* GIVEN PASSAGE

==========

LOL I was watching that.. well, I guess not watching, but I heard them say that. I told my hubby, "Lord-y b don't let him look at me!" I thought it was funny =P
I have to agree with glorious_and_free, we have to tell them the truth, at least part of the truth, because they will hear it somewhere or see it on t.v and then instead of asking us (b/c we lied about it, right?) they go off and ask other's who may not warn them of things that happen with that topic.
Fortunately my daughter is a little young for that talk! My mom sat me down and gave my brother and I a huge long talk about menstruation and pregnancy and sex and all that when I was 5 or so. It was really strange to me, I think I just didn't really understand why she was telling us all this stuff that was gross and irrelevant. She never mentioned it again until I actually got my first visit from that witch Aunt Flo, then she again told me about being fertile and pregnant and all that. When I went to school, we had sex ed in 7th grade science class, then again in 10th grade "guidance" class. I don't know what horrendously awful age they're teaching it now, but I guess I'd like to be the one to tell my daughter about sex first. We'll probably go for a matter of fact approach since that's the kind of person we are. Whatever we tell her, I know Hubby will end it with a firm, "I'll kill whoever tries to have sex with you."
I tell them mommy has an egg, and Daddy gives mommy some special stuff, and it gets together and Gad makes the baby in my tummy. My oldest is five, and thats as much as he needs to know right now. He had a lot of questions with my last pregnancy. He knows how they come out because he got a hold of my "as your baby grows" magazine.YIKES!!! I didn't remember that being in there.

==========

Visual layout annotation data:
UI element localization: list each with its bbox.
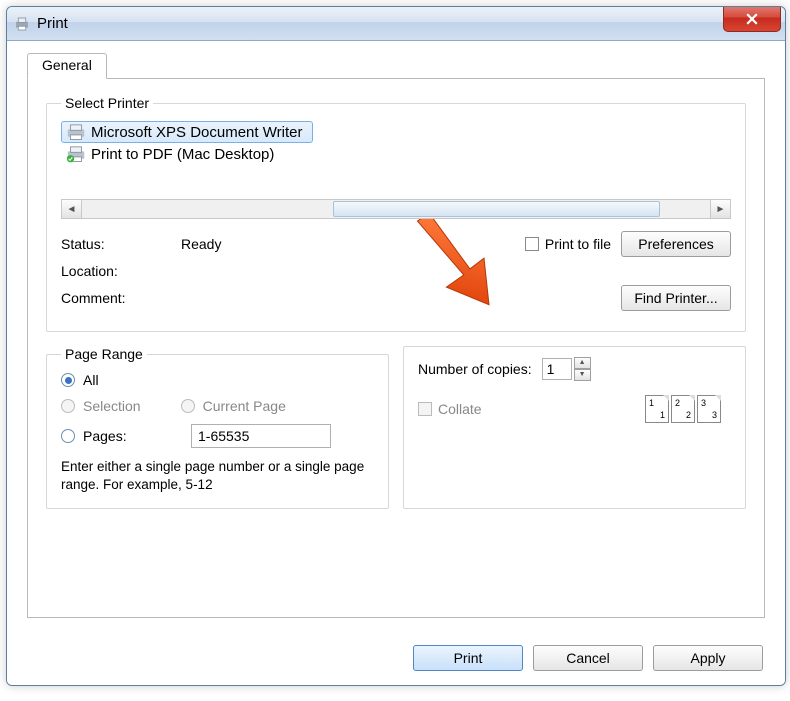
status-label: Status: (61, 236, 171, 252)
copies-group: Number of copies: ▲ ▼ Collate (403, 346, 746, 509)
printer-icon (65, 123, 87, 141)
printer-list[interactable]: Microsoft XPS Document Writer Print to P… (61, 121, 731, 191)
pages-input[interactable] (191, 424, 331, 448)
spin-up-icon[interactable]: ▲ (574, 357, 591, 369)
select-printer-group: Select Printer Microsoft XPS Document Wr… (46, 95, 746, 332)
print-button[interactable]: Print (413, 645, 523, 671)
radio-selection-label: Selection (83, 398, 141, 414)
collate-checkbox: Collate (418, 401, 482, 417)
page-range-group: Page Range All Selection Current Page (46, 346, 389, 509)
printer-list-scrollbar[interactable]: ◄ ► (61, 199, 731, 219)
radio-current-page: Current Page (181, 398, 286, 414)
scroll-left-icon[interactable]: ◄ (62, 200, 82, 218)
comment-label: Comment: (61, 290, 171, 306)
copies-input[interactable] (542, 358, 572, 380)
checkbox-box-icon (418, 402, 432, 416)
scroll-right-icon[interactable]: ► (710, 200, 730, 218)
select-printer-legend: Select Printer (61, 95, 153, 111)
copies-spinner[interactable]: ▲ ▼ (542, 357, 591, 381)
collate-label: Collate (438, 401, 482, 417)
radio-pages[interactable]: Pages: (61, 424, 374, 448)
radio-all-label: All (83, 372, 99, 388)
apply-button[interactable]: Apply (653, 645, 763, 671)
copies-label: Number of copies: (418, 361, 532, 377)
preferences-button[interactable]: Preferences (621, 231, 731, 257)
checkbox-box-icon (525, 237, 539, 251)
print-to-file-checkbox[interactable]: Print to file (525, 236, 611, 252)
printer-name: Microsoft XPS Document Writer (91, 124, 302, 141)
close-button[interactable] (723, 6, 781, 32)
dialog-button-bar: Print Cancel Apply (413, 645, 763, 671)
spin-down-icon[interactable]: ▼ (574, 369, 591, 381)
titlebar: Print (7, 7, 785, 41)
printer-icon (13, 15, 31, 33)
location-label: Location: (61, 263, 171, 279)
page-range-legend: Page Range (61, 346, 147, 362)
radio-selection: Selection (61, 398, 141, 414)
radio-icon (61, 373, 75, 387)
radio-current-page-label: Current Page (203, 398, 286, 414)
cancel-button[interactable]: Cancel (533, 645, 643, 671)
print-to-file-label: Print to file (545, 236, 611, 252)
radio-pages-label: Pages: (83, 428, 183, 444)
window-title: Print (37, 15, 68, 32)
scroll-thumb[interactable] (333, 201, 660, 217)
page-range-hint: Enter either a single page number or a s… (61, 458, 374, 494)
radio-icon (61, 399, 75, 413)
status-value: Ready (181, 236, 515, 252)
collate-icon: 11 22 33 (645, 395, 721, 423)
printer-item-pdf[interactable]: Print to PDF (Mac Desktop) (61, 143, 278, 165)
printer-item-xps[interactable]: Microsoft XPS Document Writer (61, 121, 313, 143)
printer-name: Print to PDF (Mac Desktop) (91, 146, 274, 163)
radio-icon (181, 399, 195, 413)
close-icon (746, 13, 758, 25)
dialog-client: General Select Printer Microsoft XPS Doc… (7, 41, 785, 685)
tab-strip: General (27, 53, 765, 79)
tab-general[interactable]: General (27, 53, 107, 79)
radio-icon (61, 429, 75, 443)
printer-icon (65, 145, 87, 163)
scroll-track[interactable] (82, 200, 710, 218)
tab-page-general: Select Printer Microsoft XPS Document Wr… (27, 78, 765, 618)
print-dialog: Print General Select Printer Microsoft X… (6, 6, 786, 686)
find-printer-button[interactable]: Find Printer... (621, 285, 731, 311)
radio-all[interactable]: All (61, 372, 374, 388)
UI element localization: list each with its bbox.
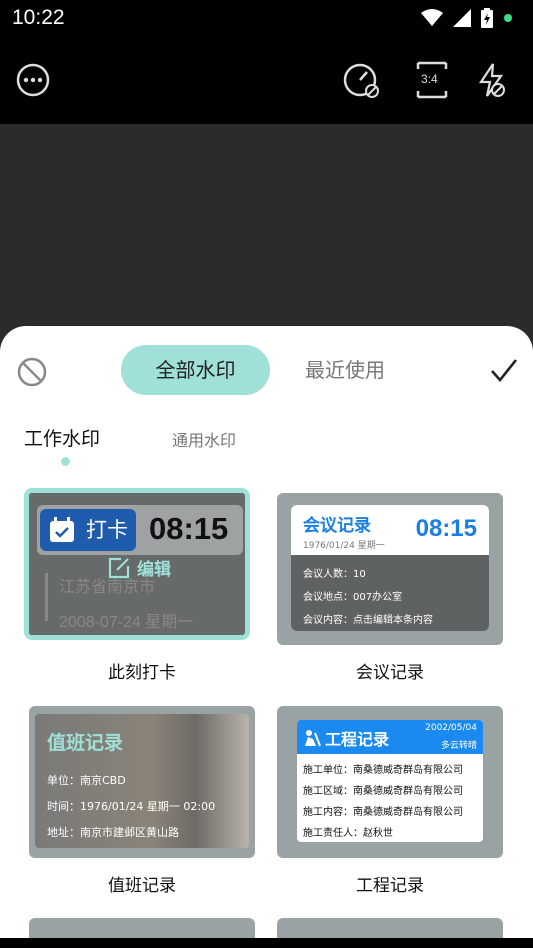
tab-all-watermarks[interactable]: 全部水印 xyxy=(121,345,270,395)
daka-badge-text: 打卡 xyxy=(86,518,128,542)
watermark-card-duty[interactable]: 值班记录 单位：南京CBD 时间：1976/01/24 星期一 02:00 地址… xyxy=(29,706,255,858)
duty-row: 时间：1976/01/24 星期一 02:00 xyxy=(47,800,216,813)
watermark-card-daka[interactable]: 打卡 08:15 江苏省南京市 2008-07-24 星期一 编辑 xyxy=(24,488,250,640)
daka-date: 2008-07-24 星期一 xyxy=(59,614,194,631)
meeting-row: 会议人数：10 xyxy=(303,569,366,580)
check-icon[interactable] xyxy=(489,356,519,386)
subtab-indicator xyxy=(61,457,70,466)
duty-row: 地址：南京市建邺区黄山路 xyxy=(47,826,179,839)
project-date: 2002/05/04 xyxy=(425,723,477,733)
camera-preview[interactable] xyxy=(0,124,533,344)
daka-preview: 打卡 08:15 江苏省南京市 2008-07-24 星期一 编辑 xyxy=(29,493,245,635)
camera-toolbar: 3:4 xyxy=(0,36,533,124)
project-header: 工程记录 2002/05/04 多云转晴 xyxy=(297,720,483,754)
project-row: 施工单位：南桑德威奇群岛有限公司 xyxy=(303,765,463,776)
duty-title: 值班记录 xyxy=(47,732,124,754)
daka-time: 08:15 xyxy=(149,511,229,546)
status-time: 10:22 xyxy=(12,6,65,29)
notification-dot-icon xyxy=(504,14,512,22)
edit-label: 编辑 xyxy=(137,560,171,580)
edit-icon xyxy=(108,557,130,578)
timer-off-icon[interactable] xyxy=(341,60,381,100)
daka-header: 打卡 08:15 xyxy=(37,505,243,555)
watermark-card-meeting[interactable]: 会议记录 1976/01/24 星期一 08:15 会议人数：10 会议地点：0… xyxy=(277,493,503,645)
flash-off-icon[interactable] xyxy=(472,60,512,100)
no-watermark-icon[interactable] xyxy=(16,356,48,388)
subtab-general[interactable]: 通用水印 xyxy=(172,427,236,451)
duty-row: 单位：南京CBD xyxy=(47,774,126,787)
card-label-daka: 此刻打卡 xyxy=(108,663,176,683)
wifi-icon xyxy=(421,9,443,26)
duty-preview: 值班记录 单位：南京CBD 时间：1976/01/24 星期一 02:00 地址… xyxy=(35,714,249,848)
watermark-card-project[interactable]: 工程记录 2002/05/04 多云转晴 施工单位：南桑德威奇群岛有限公司 施工… xyxy=(277,706,503,858)
aspect-ratio-label: 3:4 xyxy=(421,72,438,86)
project-preview: 工程记录 2002/05/04 多云转晴 施工单位：南桑德威奇群岛有限公司 施工… xyxy=(297,720,483,842)
project-row: 施工内容：南桑德威奇群岛有限公司 xyxy=(303,807,463,818)
aspect-ratio-button[interactable]: 3:4 xyxy=(412,60,452,100)
status-bar: 10:22 xyxy=(0,0,533,36)
tab-recent[interactable]: 最近使用 xyxy=(290,345,400,395)
meeting-row: 会议内容：点击编辑本条内容 xyxy=(303,615,433,626)
meeting-header: 会议记录 1976/01/24 星期一 08:15 xyxy=(291,505,489,555)
watermark-sheet: 全部水印 最近使用 工作水印 通用水印 打卡 08:15 江苏省南京市 2008… xyxy=(0,326,533,938)
edit-button[interactable]: 编辑 xyxy=(107,555,171,580)
daka-badge: 打卡 xyxy=(40,509,136,551)
meeting-date: 1976/01/24 星期一 xyxy=(303,541,385,551)
project-row: 施工责任人：赵秋世 xyxy=(303,828,393,839)
subtab-work[interactable]: 工作水印 xyxy=(24,424,100,451)
navigation-bar xyxy=(0,938,533,948)
meeting-preview: 会议记录 1976/01/24 星期一 08:15 会议人数：10 会议地点：0… xyxy=(291,505,489,631)
meeting-title: 会议记录 xyxy=(303,516,371,536)
watermark-card-partial[interactable] xyxy=(29,918,255,938)
construction-worker-icon xyxy=(305,730,321,747)
more-circle-icon[interactable] xyxy=(13,60,53,100)
watermark-card-partial[interactable] xyxy=(277,918,503,938)
battery-icon xyxy=(481,8,493,28)
status-icons xyxy=(421,8,513,28)
project-title: 工程记录 xyxy=(325,730,390,749)
card-label-meeting: 会议记录 xyxy=(356,663,424,683)
project-weather: 多云转晴 xyxy=(440,741,477,751)
meeting-time: 08:15 xyxy=(415,515,477,542)
card-label-duty: 值班记录 xyxy=(108,876,176,896)
project-row: 施工区域：南桑德威奇群岛有限公司 xyxy=(303,786,463,797)
signal-icon xyxy=(453,9,471,27)
meeting-row: 会议地点：007办公室 xyxy=(303,592,403,603)
calendar-check-icon xyxy=(50,517,74,542)
card-label-project: 工程记录 xyxy=(356,876,424,896)
daka-divider xyxy=(45,573,48,621)
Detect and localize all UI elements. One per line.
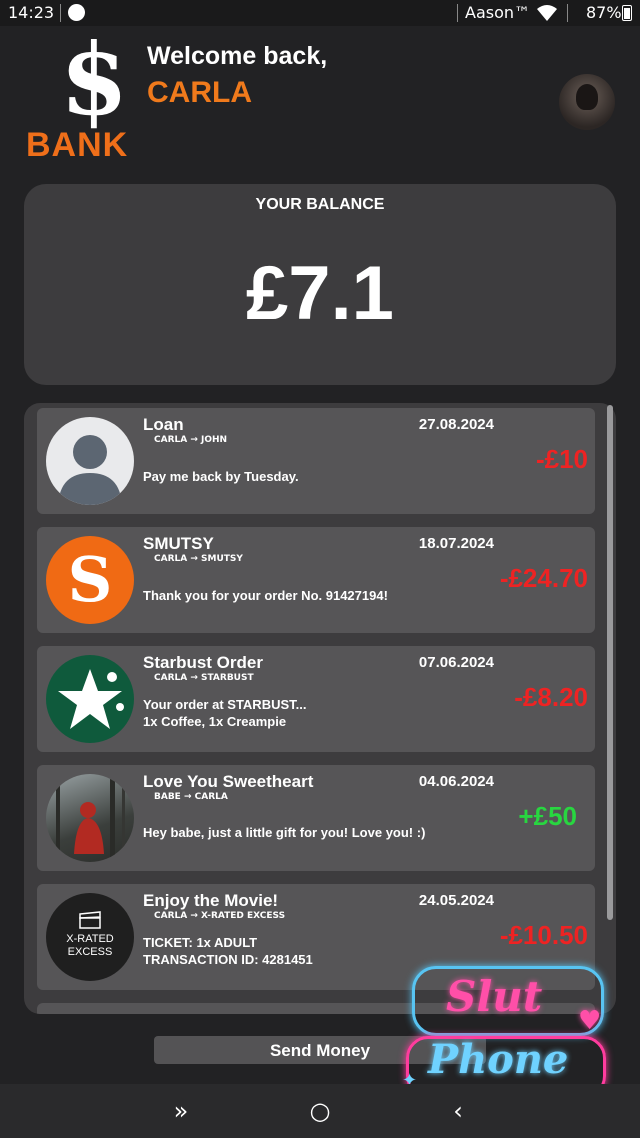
messenger-icon [68,4,85,21]
transaction-route: BABE → CARLA [154,792,228,802]
transaction-amount: -£10.50 [499,920,588,950]
transaction-date: 07.06.2024 [418,654,494,671]
transaction-title: SMUTSY [143,534,214,553]
transaction-route: CARLA → STARBUST [154,673,254,683]
status-divider [567,4,568,22]
transaction-message: Pay me back by Tuesday. [143,469,299,484]
transaction-date: 24.05.2024 [418,892,494,909]
back-icon[interactable]: ‹ [443,1096,473,1126]
starbust-logo-icon [46,655,134,743]
home-icon[interactable]: ○ [305,1096,335,1126]
smutsy-logo-icon: S [46,536,134,624]
transaction-message: Thank you for your order No. 91427194! [143,588,388,603]
heart-icon: ♥ [578,1006,602,1036]
transaction-route: CARLA → SMUTSY [154,554,243,564]
system-nav-bar: » ○ ‹ [0,1084,640,1138]
battery-icon [622,5,632,21]
transaction-scrollbar[interactable] [607,405,613,920]
transaction-message-line2: TRANSACTION ID: 4281451 [143,952,313,967]
watermark-line1: Slut [446,972,543,1021]
transaction-title: Starbust Order [143,653,263,672]
transaction-message: Your order at STARBUST... [143,697,307,712]
transaction-title: Enjoy the Movie! [143,891,279,910]
transaction-item[interactable]: Love You Sweetheart 04.06.2024 BABE → CA… [37,765,595,871]
transaction-item[interactable]: Loan 27.08.2024 CARLA → JOHN Pay me back… [37,408,595,514]
wifi-icon [537,5,557,21]
user-name: CARLA [147,76,252,109]
xrated-logo-line2: EXCESS [67,946,113,958]
balance-card: YOUR BALANCE £7.1 [24,184,616,385]
transaction-route: CARLA → X-RATED EXCESS [154,911,286,921]
logo-text: BANK [26,126,129,164]
status-divider [457,4,458,22]
transaction-message: Hey babe, just a little gift for you! Lo… [143,825,426,840]
slut-phone-watermark: Slut Phone ♥ ✦ [402,966,612,1100]
transaction-amount: -£8.20 [514,682,588,712]
transaction-date: 27.08.2024 [418,416,494,433]
recent-apps-icon[interactable]: » [166,1096,196,1126]
status-divider [60,4,61,22]
welcome-text: Welcome back, [147,42,328,70]
transaction-route: CARLA → JOHN [154,435,228,445]
balance-label: YOUR BALANCE [255,196,385,213]
status-time: 14:23 [8,3,55,22]
transaction-item[interactable]: S SMUTSY 18.07.2024 CARLA → SMUTSY Thank… [37,527,595,633]
transaction-date: 04.06.2024 [418,773,494,790]
carrier-name: Aason™ [465,3,531,22]
transaction-date: 18.07.2024 [418,535,494,552]
transaction-message: TICKET: 1x ADULT [143,935,258,950]
transaction-title: Loan [143,415,184,434]
transaction-item[interactable]: Starbust Order 07.06.2024 CARLA → STARBU… [37,646,595,752]
smutsy-letter: S [67,543,113,616]
transaction-list[interactable]: Loan 27.08.2024 CARLA → JOHN Pay me back… [24,403,616,1014]
transaction-title: Love You Sweetheart [143,772,314,791]
profile-avatar[interactable] [559,74,615,130]
transaction-amount: +£50 [518,801,577,831]
xrated-logo-line1: X-RATED [66,933,114,945]
transaction-amount: -£24.70 [499,563,588,593]
balance-value: £7.1 [246,251,394,336]
bank-logo: $ BANK [26,32,136,165]
battery-percent: 87% [586,3,622,22]
transaction-message-line2: 1x Coffee, 1x Creampie [143,714,287,729]
transaction-amount: -£10 [535,444,588,474]
clapperboard-icon [79,911,101,929]
photo-avatar-icon [46,774,134,862]
xrated-logo-icon: X-RATED EXCESS [46,893,134,981]
watermark-line2: Phone [428,1036,569,1083]
logo-dollar-symbol: $ [60,23,129,138]
person-placeholder-icon [46,417,134,505]
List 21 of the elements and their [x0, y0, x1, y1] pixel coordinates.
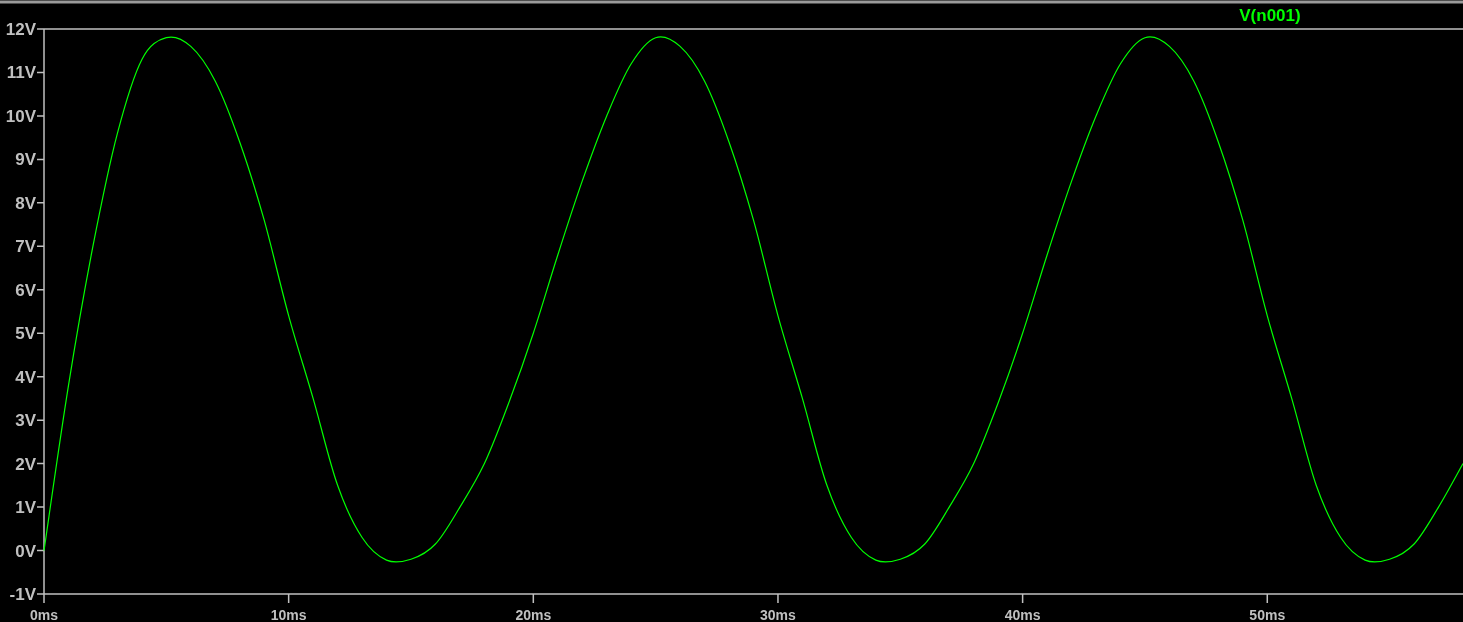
trace-label[interactable]: V(n001) [1239, 6, 1301, 25]
y-tick-label: 6V [15, 280, 36, 300]
y-tick-label: 12V [5, 20, 36, 39]
x-tick-label: 40ms [1004, 607, 1041, 622]
y-tick-label: 2V [15, 454, 36, 474]
x-tick-label: 20ms [515, 607, 552, 622]
y-tick-label: 11V [6, 63, 36, 83]
y-tick-label: 5V [15, 324, 36, 344]
y-tick-label: 10V [5, 106, 36, 126]
y-tick-label: -1V [9, 585, 36, 604]
x-tick-label: 30ms [760, 607, 796, 622]
x-tick-label: 50ms [1249, 607, 1286, 622]
y-tick-label: 4V [15, 367, 36, 387]
y-tick-label: 7V [15, 237, 36, 257]
y-tick-label: 3V [15, 411, 36, 431]
y-tick-label: 1V [15, 498, 36, 518]
y-tick-label: 0V [15, 541, 36, 561]
y-tick-label: 8V [15, 193, 36, 213]
x-tick-label: 10ms [270, 607, 307, 622]
x-tick-label: 0ms [30, 607, 58, 622]
y-tick-label: 9V [15, 150, 36, 170]
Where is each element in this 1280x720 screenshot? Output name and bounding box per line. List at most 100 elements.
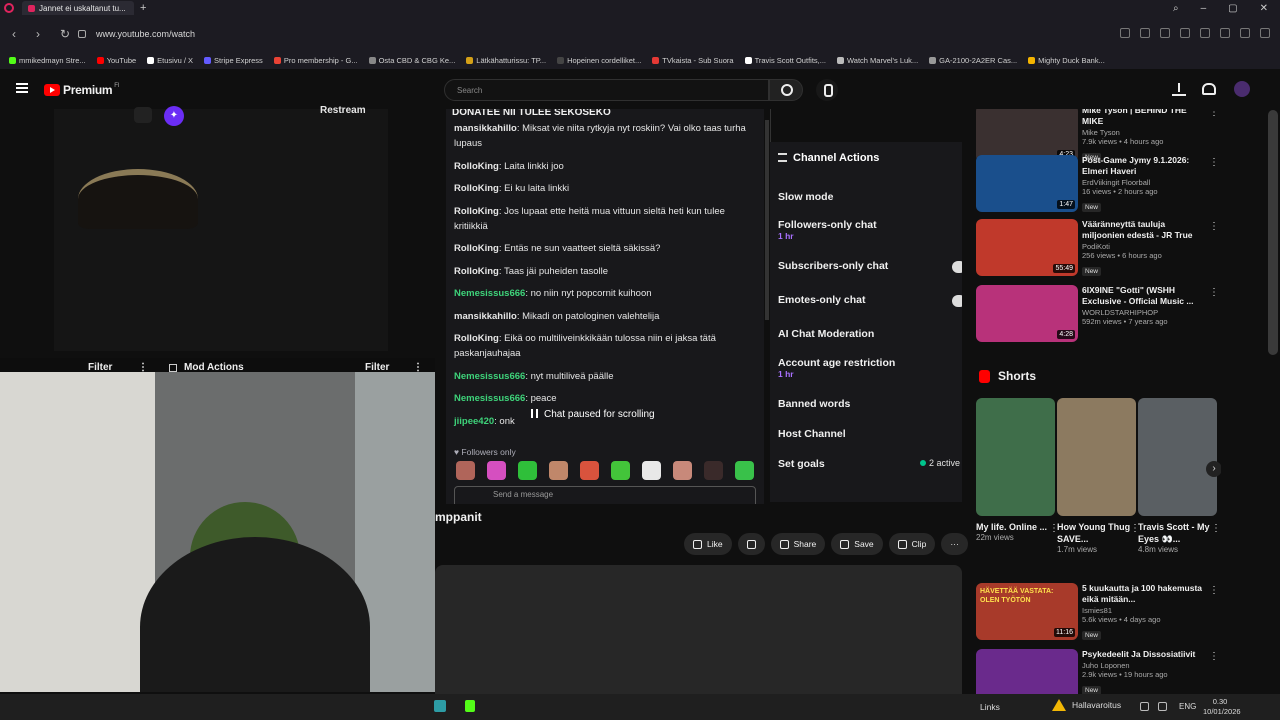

==========

* WHAT YOU SHOULD DO
Do the following statements agree with the forum thread? For each one, answer yes or no and quote the words from the thread that decide it.
1. One poster's mother gave the talk about menstruation, pregnancy, and sex when that poster was about five.
2. One poster had sex ed at school only once, in 7th grade.
3. One poster's oldest child is seven.

* WORKED SOLUTION
1. Yes: "when I was 5 or so"
2. No: "then again in 10th grade"
3. No: "My oldest is five"